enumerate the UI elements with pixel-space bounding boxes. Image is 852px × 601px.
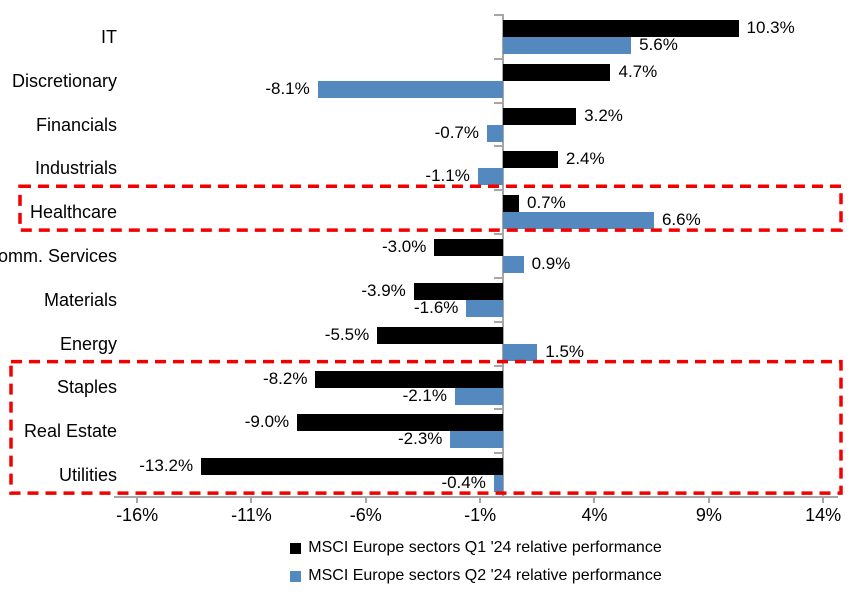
value-label: 1.5% [545, 341, 585, 361]
value-label: 10.3% [746, 18, 795, 37]
y-axis-tick [494, 189, 502, 192]
value-label: 4.7% [618, 61, 658, 81]
q2-bar [466, 299, 503, 317]
q2-bar [486, 124, 503, 142]
category-label: Industrials [34, 158, 117, 179]
q2-bar [503, 343, 538, 361]
x-axis-tick [479, 497, 482, 503]
value-label: -1.1% [425, 166, 470, 186]
q1-bar [413, 282, 503, 300]
value-label: -13.2% [139, 456, 194, 476]
value-label: 0.9% [531, 254, 571, 274]
value-label: -1.6% [414, 297, 459, 317]
y-axis-tick [494, 320, 502, 323]
category-label: Discretionary [11, 70, 117, 91]
y-axis-tick [494, 452, 502, 455]
y-axis-tick [494, 101, 502, 104]
value-label: -0.4% [441, 473, 486, 493]
category-label: Utilities [58, 465, 117, 486]
y-axis-tick [494, 233, 502, 236]
legend: MSCI Europe sectors Q1 '24 relative perf… [114, 534, 838, 590]
q2-bar [454, 387, 503, 405]
x-tick-label: -1% [464, 505, 497, 525]
x-axis-tick [250, 497, 253, 503]
q1-series-swatch-icon [290, 542, 302, 554]
x-axis-tick [364, 497, 367, 503]
q2-bar [317, 80, 503, 98]
x-tick-label: -6% [349, 505, 382, 525]
legend-item-q2: MSCI Europe sectors Q2 '24 relative perf… [290, 562, 662, 590]
y-axis-tick [494, 408, 502, 411]
q2-bar [503, 256, 524, 274]
q1-bar [503, 151, 558, 169]
q2-bar [450, 431, 503, 449]
x-tick-label: 9% [695, 505, 722, 525]
q1-bar [434, 239, 503, 257]
category-label: IT [101, 26, 117, 47]
q1-bar [315, 370, 503, 388]
x-axis-tick [136, 497, 139, 503]
q1-bar [503, 63, 611, 81]
category-label: Healthcare [29, 202, 117, 223]
value-label: -0.7% [434, 122, 479, 142]
y-axis-tick [494, 57, 502, 60]
q2-series-swatch-icon [290, 570, 302, 582]
y-axis-tick [494, 496, 502, 499]
q2-bar [503, 37, 632, 54]
highlight-box [18, 184, 843, 232]
x-axis-tick [822, 497, 825, 503]
category-label: Materials [43, 289, 117, 310]
y-axis-line [502, 14, 504, 497]
category-label: Energy [59, 333, 117, 354]
q2-bar [503, 212, 654, 230]
value-label: 3.2% [584, 105, 623, 125]
value-label: -8.2% [263, 368, 308, 388]
value-label: -8.1% [265, 78, 310, 98]
value-label: 0.7% [527, 193, 566, 213]
x-tick-label: 4% [581, 505, 608, 525]
value-label: 2.4% [565, 149, 605, 169]
value-label: -2.1% [402, 385, 447, 405]
y-axis-tick [494, 14, 502, 16]
x-axis-tick [593, 497, 596, 503]
y-axis-tick [494, 145, 502, 148]
value-label: -3.9% [361, 280, 406, 300]
legend-item-q1: MSCI Europe sectors Q1 '24 relative perf… [290, 534, 662, 562]
q2-bar [477, 168, 503, 186]
category-label: Comm. Services [0, 246, 117, 266]
category-label: Real Estate [23, 421, 117, 442]
x-axis-line [114, 496, 838, 498]
category-label: Financials [35, 114, 117, 135]
value-label: -3.0% [381, 237, 427, 257]
value-label: -5.5% [324, 324, 370, 344]
category-label: Staples [56, 377, 117, 398]
x-tick-label: -16% [116, 505, 159, 525]
legend-label-q2: MSCI Europe sectors Q2 '24 relative perf… [308, 567, 662, 584]
legend-label-q1: MSCI Europe sectors Q1 '24 relative perf… [308, 539, 662, 556]
value-label: 5.6% [639, 35, 678, 54]
q1-bar [503, 20, 739, 37]
value-label: -2.3% [397, 429, 443, 449]
x-tick-label: -11% [231, 505, 272, 525]
y-axis-tick [494, 364, 502, 367]
value-label: -9.0% [244, 412, 290, 432]
q2-bar [493, 475, 503, 493]
x-axis-tick [707, 497, 710, 503]
value-label: 6.6% [661, 210, 701, 230]
x-tick-label: 14% [805, 505, 842, 525]
q1-bar [503, 195, 519, 213]
q1-bar [377, 326, 503, 344]
y-axis-tick [494, 276, 502, 279]
q1-bar [503, 107, 577, 125]
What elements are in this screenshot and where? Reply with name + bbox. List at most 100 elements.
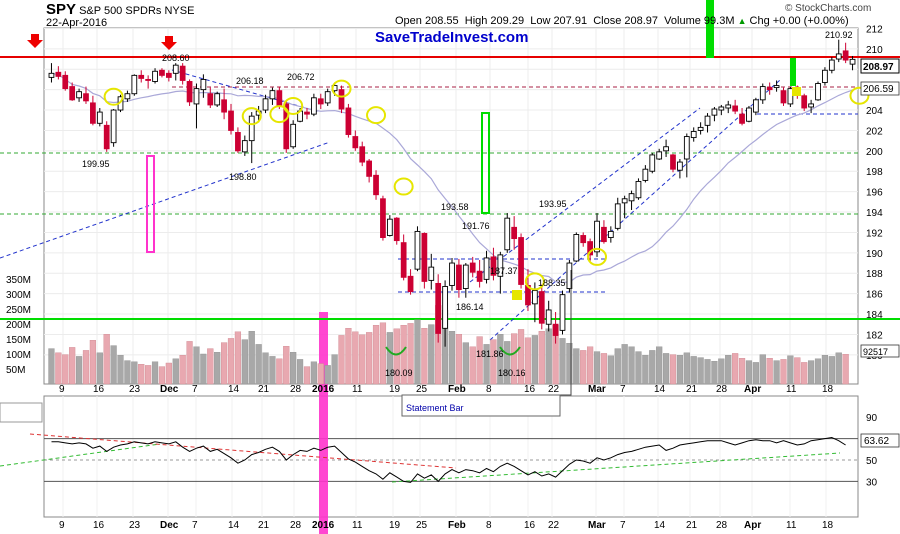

Exercise: Revise all of the data above so that every "category-label" becomes "sector-label", with everything else left as it is. Leave out the pictures when you reproduce it.

Solution below:
enumerate the UI elements with pixel-space bounding boxes. Image is 852px × 601px.
value-label: 1.5% [545, 341, 585, 361]
value-label: 10.3% [746, 18, 795, 37]
y-axis-tick [494, 189, 502, 192]
value-label: 4.7% [618, 61, 658, 81]
q2-bar [466, 299, 503, 317]
q2-bar [486, 124, 503, 142]
sector-label: Industrials [34, 158, 117, 179]
q2-bar [503, 343, 538, 361]
x-axis-tick [479, 497, 482, 503]
value-label: -1.1% [425, 166, 470, 186]
q1-bar [413, 282, 503, 300]
value-label: -13.2% [139, 456, 194, 476]
value-label: 0.9% [531, 254, 571, 274]
value-label: -1.6% [414, 297, 459, 317]
y-axis-tick [494, 320, 502, 323]
sector-label: Discretionary [11, 70, 117, 91]
y-axis-tick [494, 452, 502, 455]
y-axis-tick [494, 101, 502, 104]
value-label: -0.4% [441, 473, 486, 493]
sector-label: Utilities [58, 465, 117, 486]
y-axis-tick [494, 233, 502, 236]
legend: MSCI Europe sectors Q1 '24 relative perf… [114, 534, 838, 590]
q2-bar [454, 387, 503, 405]
x-tick-label: -1% [464, 505, 497, 525]
x-axis-tick [250, 497, 253, 503]
q1-series-swatch-icon [290, 542, 302, 554]
x-axis-tick [364, 497, 367, 503]
q2-bar [317, 80, 503, 98]
x-tick-label: -6% [349, 505, 382, 525]
legend-item-q2: MSCI Europe sectors Q2 '24 relative perf… [290, 562, 662, 590]
y-axis-tick [494, 408, 502, 411]
q2-bar [503, 256, 524, 274]
q1-bar [503, 151, 558, 169]
q2-bar [450, 431, 503, 449]
x-tick-label: 9% [695, 505, 722, 525]
q1-bar [434, 239, 503, 257]
sector-label: IT [101, 26, 117, 47]
q1-bar [315, 370, 503, 388]
x-axis-tick [136, 497, 139, 503]
q1-bar [503, 63, 611, 81]
sector-label: Healthcare [29, 202, 117, 223]
value-label: -0.7% [434, 122, 479, 142]
y-axis-tick [494, 57, 502, 60]
q2-series-swatch-icon [290, 570, 302, 582]
y-axis-tick [494, 496, 502, 499]
q2-bar [503, 37, 632, 54]
highlight-box [18, 184, 843, 232]
x-axis-tick [822, 497, 825, 503]
sector-label: Materials [43, 289, 117, 310]
y-axis-line [502, 14, 504, 497]
sector-label: Energy [59, 333, 117, 354]
q2-bar [503, 212, 654, 230]
value-label: 3.2% [584, 105, 623, 125]
value-label: -8.2% [263, 368, 308, 388]
value-label: -8.1% [265, 78, 310, 98]
value-label: 0.7% [527, 193, 566, 213]
x-tick-label: 4% [581, 505, 608, 525]
value-label: 2.4% [565, 149, 605, 169]
value-label: -2.1% [402, 385, 447, 405]
y-axis-tick [494, 14, 502, 16]
x-axis-tick [593, 497, 596, 503]
y-axis-tick [494, 145, 502, 148]
value-label: -3.9% [361, 280, 406, 300]
legend-item-q1: MSCI Europe sectors Q1 '24 relative perf… [290, 534, 662, 562]
q2-bar [477, 168, 503, 186]
sector-label: Comm. Services [0, 246, 117, 266]
sector-label: Real Estate [23, 421, 117, 442]
x-axis-line [114, 496, 838, 498]
sector-label: Financials [35, 114, 117, 135]
value-label: -3.0% [381, 237, 427, 257]
value-label: -5.5% [324, 324, 370, 344]
sector-label: Staples [56, 377, 117, 398]
x-tick-label: -16% [116, 505, 159, 525]
legend-label-q2: MSCI Europe sectors Q2 '24 relative perf… [308, 567, 662, 584]
legend-label-q1: MSCI Europe sectors Q1 '24 relative perf… [308, 539, 662, 556]
value-label: 5.6% [639, 35, 678, 54]
q1-bar [503, 20, 739, 37]
value-label: -2.3% [397, 429, 443, 449]
x-tick-label: -11% [231, 505, 272, 525]
y-axis-tick [494, 364, 502, 367]
value-label: -9.0% [244, 412, 290, 432]
q2-bar [493, 475, 503, 493]
x-axis-tick [707, 497, 710, 503]
value-label: 6.6% [661, 210, 701, 230]
x-tick-label: 14% [805, 505, 842, 525]
q1-bar [503, 195, 519, 213]
q1-bar [377, 326, 503, 344]
y-axis-tick [494, 276, 502, 279]
q1-bar [503, 107, 577, 125]
What elements are in this screenshot and where? Reply with name + bbox. List at most 100 elements.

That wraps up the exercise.